EXERCISE:
Isolate every line in the records below with "title" in it.

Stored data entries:
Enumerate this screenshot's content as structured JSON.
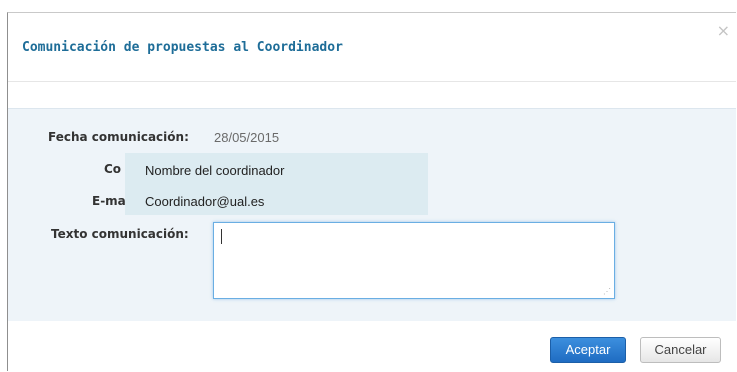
{
  "dialog": {
    "title": "Comunicación de propuestas al Coordinador",
    "close_glyph": "×"
  },
  "form": {
    "fecha_label": "Fecha comunicación:",
    "fecha_value": "28/05/2015",
    "coordinador_label_partial": "Co",
    "email_label_partial": "E-ma",
    "texto_label": "Texto comunicación:",
    "texto_value": ""
  },
  "tooltip": {
    "name": "Nombre del coordinador",
    "email": "Coordinador@ual.es"
  },
  "footer": {
    "accept_label": "Aceptar",
    "cancel_label": "Cancelar"
  },
  "colors": {
    "title": "#1e6d98",
    "body_bg": "#eef4f9",
    "tooltip_bg": "#dcebf1",
    "primary_button": "#2a7bd0"
  },
  "icons": {
    "close": "close-icon",
    "resize": "resize-grip-icon"
  }
}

FINISHED EXERCISE:
    "title": "Comunicación de propuestas al Coordinador",
    "title": "#1e6d98",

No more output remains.